> [Texto de origem]

◆ ◆ ◆ ◆ ◆ ◆ ◆

Na evolução dos acontecimentos o
núcleo duro do MFA (a sua Coordenadora comandada por Melo Antunes) deixa-se
descompensar e perde em firmeza e coerência, aquilo que lhe oferecem em
debilidade e inconsequência, na aspiração duma “velha aparente estabilidade de
ordem externa” que jamais disfarçará uma “profunda desordem interna e mal-estar
social”, absolutamente em contraste com um novo Portugal que se queria como
sociedade mais justa e equilibrada. Esta trágica dinâmica, anti-revolução e
anti-Vasco Gonçalves, infelizmente atravessou quatro décadas e chegou aos dias
de hoje.
Bem se esforçou Vasco Gonçalves,
e se esforçaram os revolucionários militares e civis, para porem fim aos
ataques á genuína “essência dos capitães de Abril” e ao cumprimento do
seu programa. Vasco sabia bem e afirmava-o muitas vezes “não perder nos
gabinetes e/ou pela mão dos militares conservadores o que já se conquistara no
terreno”. Reforça-se, assim, a necessidade e a vontade da
institucionalização do MFA. Nascem as Assembleias do MFA (AMFA) suscitadas pela
positiva experiência da sua criação no processo de descolonização da Guiné-
-Bissau. Abre-se ainda mais o caminho para referida institucionalização.
Iniciam-se as conversações com os
partidos para lhes comunicar o desejo da institucionalização e criar um “modus
vivendi” com eles que fosse fiel às conquistas da revolução já alcançadas. O
Pacto MFA-Partidos.
Vasco, a Dinamização Cultural e
acção da Quinta Divisão empenham-se, ainda mais, em garantir a continuidade e
desenvolvimento do processo revolucionário. Através do Boletim quinzenal do
MFA, dirigido pela “Coordenadora” do MFA e corpo redactorial da 5ª Divisão,
Vasco apela, como primeiro-ministro, à edição dum artigo de fundo, sob o título
“O MFA: do Político ao Económico” em Novembro de 74. Sugere um apelo para a
urgência de se tomarem medidas de carácter económico, lançar as bases para um
efectivo controlo da actividade básica pelo Estado e da luta contra a sabotagem
ainda vigente, criando condições que permitam melhorias da qualidade de vida
dos portugueses e promovam o desmantelamento da base económica do fascismo.

◆ ◆ ◆ ◆ ◆ ◆ ◆

> [Registos do conjunto]
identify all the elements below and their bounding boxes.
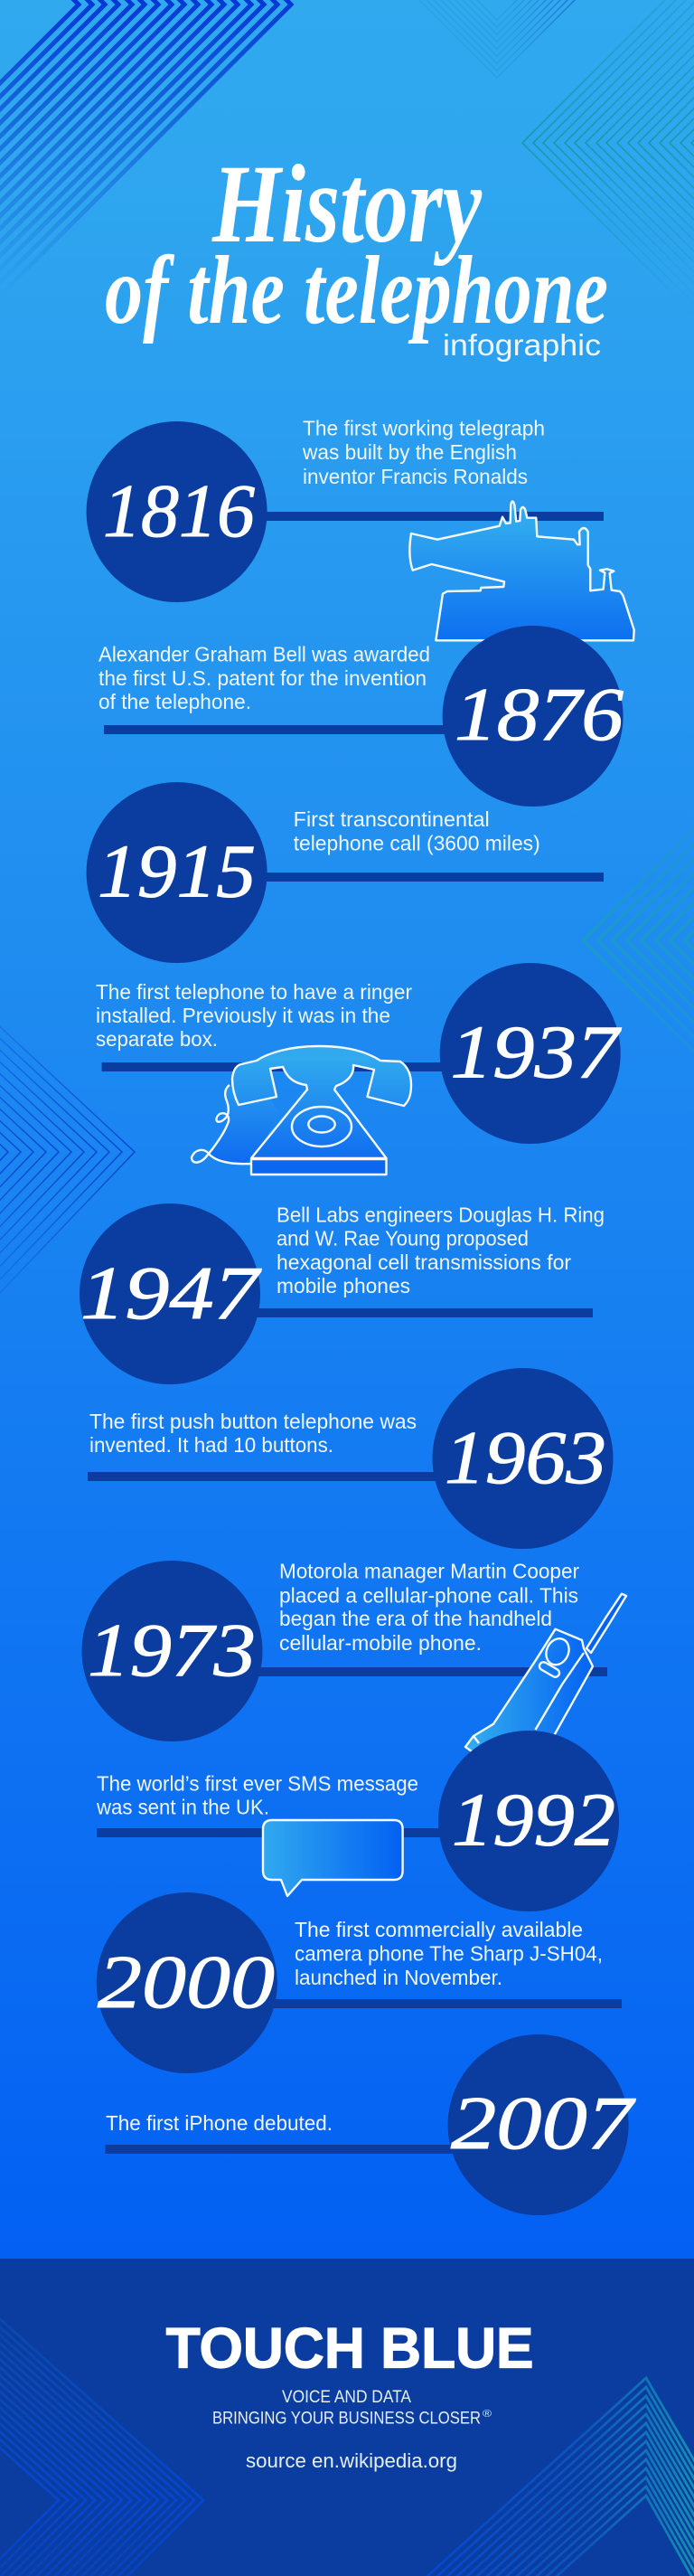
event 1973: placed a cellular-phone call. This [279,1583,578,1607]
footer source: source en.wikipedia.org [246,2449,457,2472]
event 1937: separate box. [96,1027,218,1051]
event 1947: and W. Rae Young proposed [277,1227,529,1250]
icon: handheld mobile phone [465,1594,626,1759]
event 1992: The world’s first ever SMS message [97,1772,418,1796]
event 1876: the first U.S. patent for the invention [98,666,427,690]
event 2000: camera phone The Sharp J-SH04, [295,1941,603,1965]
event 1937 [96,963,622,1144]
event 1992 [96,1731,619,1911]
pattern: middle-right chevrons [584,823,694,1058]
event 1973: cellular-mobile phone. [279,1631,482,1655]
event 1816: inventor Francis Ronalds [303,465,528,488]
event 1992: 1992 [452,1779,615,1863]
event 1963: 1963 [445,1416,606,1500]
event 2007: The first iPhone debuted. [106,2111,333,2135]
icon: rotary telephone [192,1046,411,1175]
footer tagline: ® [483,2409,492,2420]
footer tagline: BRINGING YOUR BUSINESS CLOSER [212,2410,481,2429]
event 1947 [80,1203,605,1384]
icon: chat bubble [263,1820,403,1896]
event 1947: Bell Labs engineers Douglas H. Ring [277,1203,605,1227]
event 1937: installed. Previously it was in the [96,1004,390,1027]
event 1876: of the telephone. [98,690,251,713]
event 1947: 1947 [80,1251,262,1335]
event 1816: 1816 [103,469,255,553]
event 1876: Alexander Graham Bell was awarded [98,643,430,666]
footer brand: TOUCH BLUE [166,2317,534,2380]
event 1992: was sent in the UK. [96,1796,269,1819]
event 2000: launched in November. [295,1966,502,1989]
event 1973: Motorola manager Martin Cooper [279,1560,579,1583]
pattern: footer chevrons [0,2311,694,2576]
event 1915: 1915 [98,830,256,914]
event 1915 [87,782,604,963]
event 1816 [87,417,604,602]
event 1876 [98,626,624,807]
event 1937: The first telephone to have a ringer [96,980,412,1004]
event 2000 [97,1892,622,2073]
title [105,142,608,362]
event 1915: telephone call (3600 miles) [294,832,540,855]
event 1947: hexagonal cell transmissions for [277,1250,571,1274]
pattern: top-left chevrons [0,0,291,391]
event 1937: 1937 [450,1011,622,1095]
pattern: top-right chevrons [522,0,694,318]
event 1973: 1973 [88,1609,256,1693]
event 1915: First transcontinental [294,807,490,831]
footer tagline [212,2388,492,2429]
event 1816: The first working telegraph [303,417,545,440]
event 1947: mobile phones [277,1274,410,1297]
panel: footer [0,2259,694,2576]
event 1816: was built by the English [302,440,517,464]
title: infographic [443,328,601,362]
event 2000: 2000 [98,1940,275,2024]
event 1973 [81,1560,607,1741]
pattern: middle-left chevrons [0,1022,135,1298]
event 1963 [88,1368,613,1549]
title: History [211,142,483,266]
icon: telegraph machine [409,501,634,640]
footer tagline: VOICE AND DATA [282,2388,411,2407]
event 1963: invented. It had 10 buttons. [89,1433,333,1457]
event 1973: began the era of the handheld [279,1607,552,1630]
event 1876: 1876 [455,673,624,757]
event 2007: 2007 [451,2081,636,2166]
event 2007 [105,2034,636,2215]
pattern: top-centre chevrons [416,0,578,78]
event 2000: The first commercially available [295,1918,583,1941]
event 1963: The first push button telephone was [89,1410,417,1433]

◆ ◆ ◆ ◆ ◆ ◆ ◆

> [Tarefa a realizar] Transcreva do texto sobre o MFA o trecho que começa em "Iniciam-se as conversações" e vai até "Pacto MFA-Partidos.", inclusive. Os registos não têm qualquer relação com o texto sobre o MFA.

> [Resultado final]
Iniciam-se as conversações com os
partidos para lhes comunicar o desejo da institucionalização e criar um “modus
vivendi” com eles que fosse fiel às conquistas da revolução já alcançadas. O
Pacto MFA-Partidos.